(Entries from a dataset)
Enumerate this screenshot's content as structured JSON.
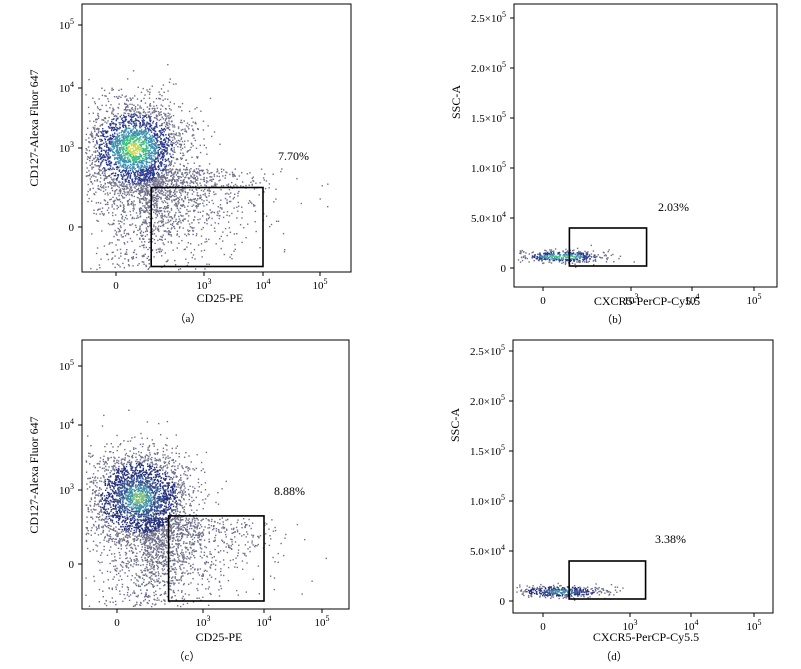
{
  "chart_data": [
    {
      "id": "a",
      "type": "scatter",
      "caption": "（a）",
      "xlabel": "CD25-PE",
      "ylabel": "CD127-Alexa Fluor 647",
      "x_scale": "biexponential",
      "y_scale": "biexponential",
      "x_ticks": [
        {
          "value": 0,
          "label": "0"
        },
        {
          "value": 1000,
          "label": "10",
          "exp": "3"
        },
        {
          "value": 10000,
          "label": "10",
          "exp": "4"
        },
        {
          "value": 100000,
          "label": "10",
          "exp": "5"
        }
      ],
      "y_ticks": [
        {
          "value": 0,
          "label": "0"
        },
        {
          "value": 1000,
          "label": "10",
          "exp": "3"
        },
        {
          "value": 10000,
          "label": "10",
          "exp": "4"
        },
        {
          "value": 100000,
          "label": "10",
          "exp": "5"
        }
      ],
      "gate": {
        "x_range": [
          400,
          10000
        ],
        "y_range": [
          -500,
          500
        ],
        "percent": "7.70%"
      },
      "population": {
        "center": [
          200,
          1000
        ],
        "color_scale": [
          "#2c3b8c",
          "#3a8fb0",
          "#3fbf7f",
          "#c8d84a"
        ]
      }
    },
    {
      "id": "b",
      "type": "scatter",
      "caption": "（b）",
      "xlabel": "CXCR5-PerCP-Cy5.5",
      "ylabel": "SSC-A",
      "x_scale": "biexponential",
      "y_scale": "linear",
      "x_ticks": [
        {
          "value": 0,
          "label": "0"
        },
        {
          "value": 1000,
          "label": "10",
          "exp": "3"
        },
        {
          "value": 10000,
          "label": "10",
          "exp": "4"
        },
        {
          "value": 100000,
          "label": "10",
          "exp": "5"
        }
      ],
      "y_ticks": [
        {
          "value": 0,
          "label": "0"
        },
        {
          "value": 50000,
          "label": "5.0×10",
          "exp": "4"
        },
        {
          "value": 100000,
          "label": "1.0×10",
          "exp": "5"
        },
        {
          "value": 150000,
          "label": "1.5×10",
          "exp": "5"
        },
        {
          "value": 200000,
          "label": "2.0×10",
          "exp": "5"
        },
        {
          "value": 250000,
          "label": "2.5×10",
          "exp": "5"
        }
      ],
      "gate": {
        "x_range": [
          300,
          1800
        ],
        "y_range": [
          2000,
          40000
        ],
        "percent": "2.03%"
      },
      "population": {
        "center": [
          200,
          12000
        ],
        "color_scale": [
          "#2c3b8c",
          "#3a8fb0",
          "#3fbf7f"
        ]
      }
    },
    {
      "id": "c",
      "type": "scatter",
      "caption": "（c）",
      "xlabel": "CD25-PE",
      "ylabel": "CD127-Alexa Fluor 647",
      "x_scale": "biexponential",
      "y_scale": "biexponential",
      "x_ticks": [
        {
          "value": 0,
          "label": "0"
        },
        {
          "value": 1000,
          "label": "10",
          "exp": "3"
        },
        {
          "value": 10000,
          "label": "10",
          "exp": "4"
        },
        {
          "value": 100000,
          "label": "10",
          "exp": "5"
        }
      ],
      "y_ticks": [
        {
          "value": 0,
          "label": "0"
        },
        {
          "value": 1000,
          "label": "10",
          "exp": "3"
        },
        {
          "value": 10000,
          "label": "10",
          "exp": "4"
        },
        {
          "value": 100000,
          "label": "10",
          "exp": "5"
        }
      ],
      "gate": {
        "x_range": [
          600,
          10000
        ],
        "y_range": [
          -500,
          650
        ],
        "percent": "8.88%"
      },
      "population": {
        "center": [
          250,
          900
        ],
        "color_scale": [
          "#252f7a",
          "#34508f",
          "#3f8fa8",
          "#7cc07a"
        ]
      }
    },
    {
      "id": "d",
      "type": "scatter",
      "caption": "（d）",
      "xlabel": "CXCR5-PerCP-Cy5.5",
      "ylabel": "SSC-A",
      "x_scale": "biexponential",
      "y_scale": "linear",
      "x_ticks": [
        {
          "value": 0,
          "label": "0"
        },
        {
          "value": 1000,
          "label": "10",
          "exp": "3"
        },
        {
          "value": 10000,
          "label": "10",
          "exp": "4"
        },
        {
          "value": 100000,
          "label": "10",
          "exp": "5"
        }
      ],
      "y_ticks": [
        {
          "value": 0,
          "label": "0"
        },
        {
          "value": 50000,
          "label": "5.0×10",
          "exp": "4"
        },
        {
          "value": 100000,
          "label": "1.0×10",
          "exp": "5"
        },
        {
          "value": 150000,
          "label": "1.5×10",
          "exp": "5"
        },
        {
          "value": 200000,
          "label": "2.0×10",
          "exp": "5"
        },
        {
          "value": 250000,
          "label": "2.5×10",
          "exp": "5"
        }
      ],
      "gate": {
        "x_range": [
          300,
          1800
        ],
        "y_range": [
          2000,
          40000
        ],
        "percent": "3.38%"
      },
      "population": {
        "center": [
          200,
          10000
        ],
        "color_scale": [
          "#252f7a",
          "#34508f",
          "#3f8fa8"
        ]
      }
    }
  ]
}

Task goal: Copy all the records above exactly, but leave out the pictures.

Correct result:
Enumerate this screenshot's content as structured JSON.
{
  "chart_data": [
    {
      "id": "a",
      "type": "scatter",
      "caption": "（a）",
      "xlabel": "CD25-PE",
      "ylabel": "CD127-Alexa Fluor 647",
      "x_scale": "biexponential",
      "y_scale": "biexponential",
      "x_ticks": [
        {
          "value": 0,
          "label": "0"
        },
        {
          "value": 1000,
          "label": "10",
          "exp": "3"
        },
        {
          "value": 10000,
          "label": "10",
          "exp": "4"
        },
        {
          "value": 100000,
          "label": "10",
          "exp": "5"
        }
      ],
      "y_ticks": [
        {
          "value": 0,
          "label": "0"
        },
        {
          "value": 1000,
          "label": "10",
          "exp": "3"
        },
        {
          "value": 10000,
          "label": "10",
          "exp": "4"
        },
        {
          "value": 100000,
          "label": "10",
          "exp": "5"
        }
      ],
      "gate": {
        "x_range": [
          400,
          10000
        ],
        "y_range": [
          -500,
          500
        ],
        "percent": "7.70%"
      },
      "population": {
        "center": [
          200,
          1000
        ],
        "color_scale": [
          "#2c3b8c",
          "#3a8fb0",
          "#3fbf7f",
          "#c8d84a"
        ]
      }
    },
    {
      "id": "b",
      "type": "scatter",
      "caption": "（b）",
      "xlabel": "CXCR5-PerCP-Cy5.5",
      "ylabel": "SSC-A",
      "x_scale": "biexponential",
      "y_scale": "linear",
      "x_ticks": [
        {
          "value": 0,
          "label": "0"
        },
        {
          "value": 1000,
          "label": "10",
          "exp": "3"
        },
        {
          "value": 10000,
          "label": "10",
          "exp": "4"
        },
        {
          "value": 100000,
          "label": "10",
          "exp": "5"
        }
      ],
      "y_ticks": [
        {
          "value": 0,
          "label": "0"
        },
        {
          "value": 50000,
          "label": "5.0×10",
          "exp": "4"
        },
        {
          "value": 100000,
          "label": "1.0×10",
          "exp": "5"
        },
        {
          "value": 150000,
          "label": "1.5×10",
          "exp": "5"
        },
        {
          "value": 200000,
          "label": "2.0×10",
          "exp": "5"
        },
        {
          "value": 250000,
          "label": "2.5×10",
          "exp": "5"
        }
      ],
      "gate": {
        "x_range": [
          300,
          1800
        ],
        "y_range": [
          2000,
          40000
        ],
        "percent": "2.03%"
      },
      "population": {
        "center": [
          200,
          12000
        ],
        "color_scale": [
          "#2c3b8c",
          "#3a8fb0",
          "#3fbf7f"
        ]
      }
    },
    {
      "id": "c",
      "type": "scatter",
      "caption": "（c）",
      "xlabel": "CD25-PE",
      "ylabel": "CD127-Alexa Fluor 647",
      "x_scale": "biexponential",
      "y_scale": "biexponential",
      "x_ticks": [
        {
          "value": 0,
          "label": "0"
        },
        {
          "value": 1000,
          "label": "10",
          "exp": "3"
        },
        {
          "value": 10000,
          "label": "10",
          "exp": "4"
        },
        {
          "value": 100000,
          "label": "10",
          "exp": "5"
        }
      ],
      "y_ticks": [
        {
          "value": 0,
          "label": "0"
        },
        {
          "value": 1000,
          "label": "10",
          "exp": "3"
        },
        {
          "value": 10000,
          "label": "10",
          "exp": "4"
        },
        {
          "value": 100000,
          "label": "10",
          "exp": "5"
        }
      ],
      "gate": {
        "x_range": [
          600,
          10000
        ],
        "y_range": [
          -500,
          650
        ],
        "percent": "8.88%"
      },
      "population": {
        "center": [
          250,
          900
        ],
        "color_scale": [
          "#252f7a",
          "#34508f",
          "#3f8fa8",
          "#7cc07a"
        ]
      }
    },
    {
      "id": "d",
      "type": "scatter",
      "caption": "（d）",
      "xlabel": "CXCR5-PerCP-Cy5.5",
      "ylabel": "SSC-A",
      "x_scale": "biexponential",
      "y_scale": "linear",
      "x_ticks": [
        {
          "value": 0,
          "label": "0"
        },
        {
          "value": 1000,
          "label": "10",
          "exp": "3"
        },
        {
          "value": 10000,
          "label": "10",
          "exp": "4"
        },
        {
          "value": 100000,
          "label": "10",
          "exp": "5"
        }
      ],
      "y_ticks": [
        {
          "value": 0,
          "label": "0"
        },
        {
          "value": 50000,
          "label": "5.0×10",
          "exp": "4"
        },
        {
          "value": 100000,
          "label": "1.0×10",
          "exp": "5"
        },
        {
          "value": 150000,
          "label": "1.5×10",
          "exp": "5"
        },
        {
          "value": 200000,
          "label": "2.0×10",
          "exp": "5"
        },
        {
          "value": 250000,
          "label": "2.5×10",
          "exp": "5"
        }
      ],
      "gate": {
        "x_range": [
          300,
          1800
        ],
        "y_range": [
          2000,
          40000
        ],
        "percent": "3.38%"
      },
      "population": {
        "center": [
          200,
          10000
        ],
        "color_scale": [
          "#252f7a",
          "#34508f",
          "#3f8fa8"
        ]
      }
    }
  ]
}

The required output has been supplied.